+++ AVAILABLE DATA
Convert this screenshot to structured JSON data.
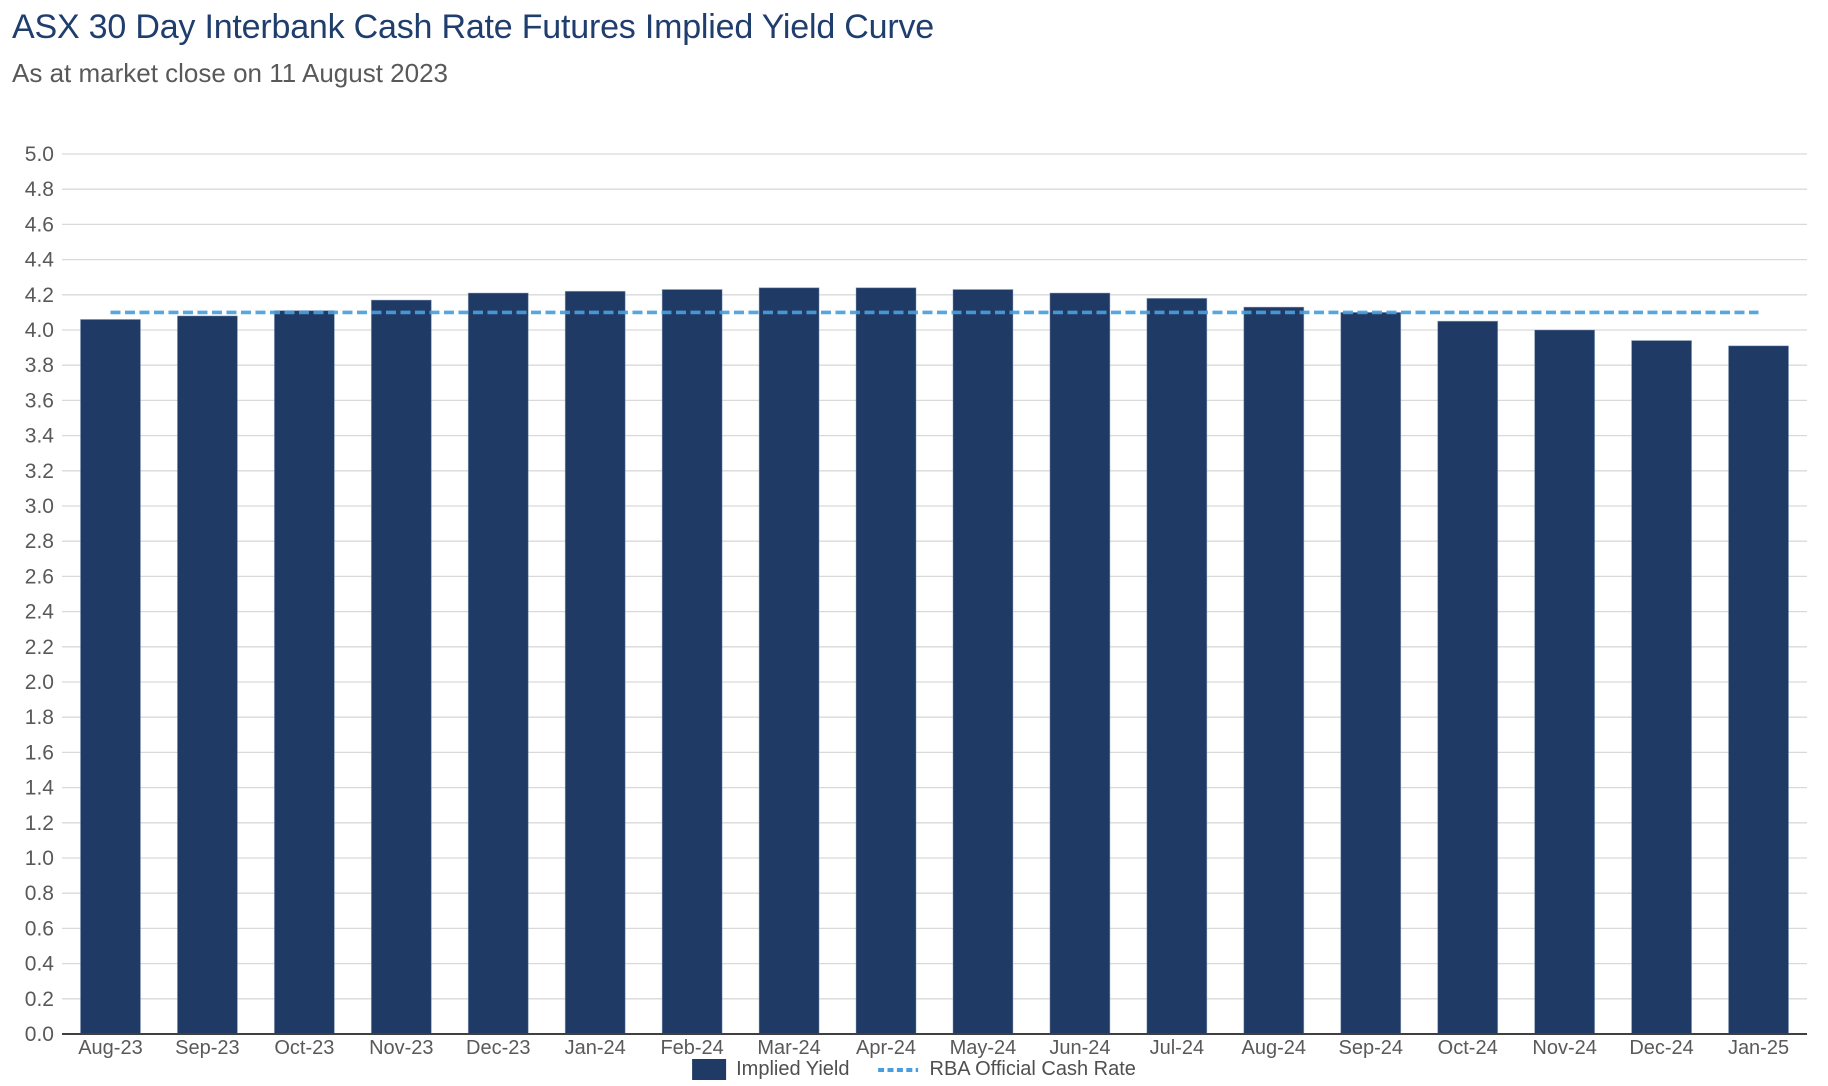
{
  "header": {
    "title": "ASX 30 Day Interbank Cash Rate Futures Implied Yield Curve",
    "subtitle": "As at market close on 11 August 2023"
  },
  "colors": {
    "title": "#1f3d6d",
    "subtitle": "#595959",
    "axis_text": "#595959",
    "gridline": "#d9d9d9",
    "axis_line": "#404040",
    "bar": "#1f3a64",
    "bar_border": "#8aa2c0",
    "rba_line": "#4a9edd"
  },
  "chart_data": {
    "type": "bar",
    "title": "ASX 30 Day Interbank Cash Rate Futures Implied Yield Curve",
    "subtitle": "As at market close on 11 August 2023",
    "categories": [
      "Aug-23",
      "Sep-23",
      "Oct-23",
      "Nov-23",
      "Dec-23",
      "Jan-24",
      "Feb-24",
      "Mar-24",
      "Apr-24",
      "May-24",
      "Jun-24",
      "Jul-24",
      "Aug-24",
      "Sep-24",
      "Oct-24",
      "Nov-24",
      "Dec-24",
      "Jan-25"
    ],
    "series": [
      {
        "name": "Implied Yield",
        "type": "bar",
        "values": [
          4.06,
          4.08,
          4.11,
          4.17,
          4.21,
          4.22,
          4.23,
          4.24,
          4.24,
          4.23,
          4.21,
          4.18,
          4.13,
          4.1,
          4.05,
          4.0,
          3.94,
          3.91
        ]
      },
      {
        "name": "RBA Official Cash Rate",
        "type": "line",
        "style": "dashed",
        "value": 4.1
      }
    ],
    "xlabel": "",
    "ylabel": "",
    "ylim": [
      0.0,
      5.0
    ],
    "ytick_step": 0.2,
    "grid": true,
    "legend_position": "bottom"
  }
}
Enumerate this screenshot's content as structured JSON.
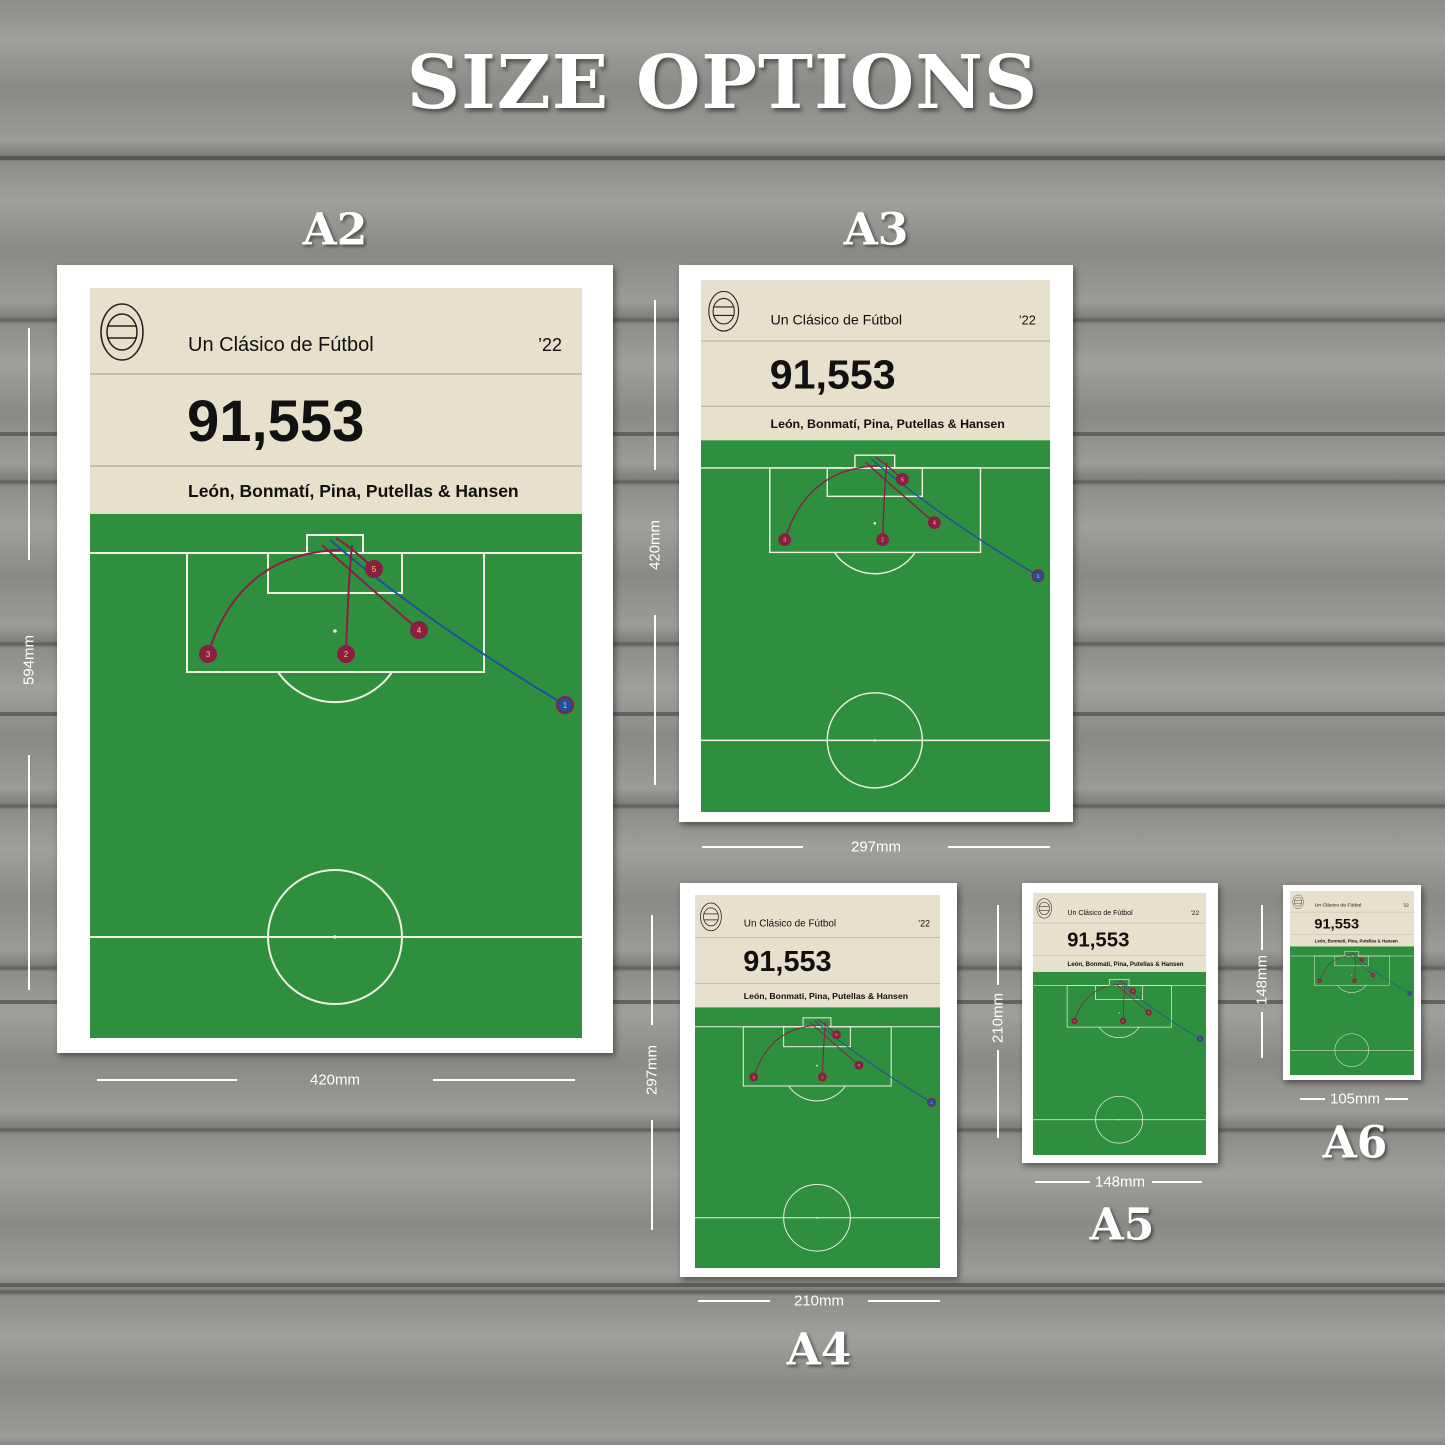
{
  "heading": "SIZE OPTIONS",
  "poster": {
    "series_title": "Un Clásico de Fútbol",
    "year": "’22",
    "attendance": "91,553",
    "scorers": "León, Bonmatí, Pina, Putellas & Hansen",
    "goal_markers": [
      "1",
      "2",
      "3",
      "4",
      "5"
    ],
    "colors": {
      "paper": "#e6e0cc",
      "pitch": "#2e8f3e",
      "line": "#f2efe4",
      "claret": "#8b1e45",
      "blue": "#1f4fa0",
      "ink": "#111111"
    }
  },
  "sizes": [
    {
      "label": "A2",
      "width": "420mm",
      "height": "594mm"
    },
    {
      "label": "A3",
      "width": "297mm",
      "height": "420mm"
    },
    {
      "label": "A4",
      "width": "210mm",
      "height": "297mm"
    },
    {
      "label": "A5",
      "width": "148mm",
      "height": "210mm"
    },
    {
      "label": "A6",
      "width": "105mm",
      "height": "148mm"
    }
  ]
}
++++++
Repeat all the records above exactly, leaving out any pictures.

Convert this screenshot to structured JSON data.
{
  "header": {
    "title": "ASX 30 Day Interbank Cash Rate Futures Implied Yield Curve",
    "subtitle": "As at market close on 11 August 2023"
  },
  "colors": {
    "title": "#1f3d6d",
    "subtitle": "#595959",
    "axis_text": "#595959",
    "gridline": "#d9d9d9",
    "axis_line": "#404040",
    "bar": "#1f3a64",
    "bar_border": "#8aa2c0",
    "rba_line": "#4a9edd"
  },
  "chart_data": {
    "type": "bar",
    "title": "ASX 30 Day Interbank Cash Rate Futures Implied Yield Curve",
    "subtitle": "As at market close on 11 August 2023",
    "categories": [
      "Aug-23",
      "Sep-23",
      "Oct-23",
      "Nov-23",
      "Dec-23",
      "Jan-24",
      "Feb-24",
      "Mar-24",
      "Apr-24",
      "May-24",
      "Jun-24",
      "Jul-24",
      "Aug-24",
      "Sep-24",
      "Oct-24",
      "Nov-24",
      "Dec-24",
      "Jan-25"
    ],
    "series": [
      {
        "name": "Implied Yield",
        "type": "bar",
        "values": [
          4.06,
          4.08,
          4.11,
          4.17,
          4.21,
          4.22,
          4.23,
          4.24,
          4.24,
          4.23,
          4.21,
          4.18,
          4.13,
          4.1,
          4.05,
          4.0,
          3.94,
          3.91
        ]
      },
      {
        "name": "RBA Official Cash Rate",
        "type": "line",
        "style": "dashed",
        "value": 4.1
      }
    ],
    "xlabel": "",
    "ylabel": "",
    "ylim": [
      0.0,
      5.0
    ],
    "ytick_step": 0.2,
    "grid": true,
    "legend_position": "bottom"
  }
}
Enumerate this screenshot's content as structured JSON.
{
  "heading": "SIZE OPTIONS",
  "poster": {
    "series_title": "Un Clásico de Fútbol",
    "year": "’22",
    "attendance": "91,553",
    "scorers": "León, Bonmatí, Pina, Putellas & Hansen",
    "goal_markers": [
      "1",
      "2",
      "3",
      "4",
      "5"
    ],
    "colors": {
      "paper": "#e6e0cc",
      "pitch": "#2e8f3e",
      "line": "#f2efe4",
      "claret": "#8b1e45",
      "blue": "#1f4fa0",
      "ink": "#111111"
    }
  },
  "sizes": [
    {
      "label": "A2",
      "width": "420mm",
      "height": "594mm"
    },
    {
      "label": "A3",
      "width": "297mm",
      "height": "420mm"
    },
    {
      "label": "A4",
      "width": "210mm",
      "height": "297mm"
    },
    {
      "label": "A5",
      "width": "148mm",
      "height": "210mm"
    },
    {
      "label": "A6",
      "width": "105mm",
      "height": "148mm"
    }
  ]
}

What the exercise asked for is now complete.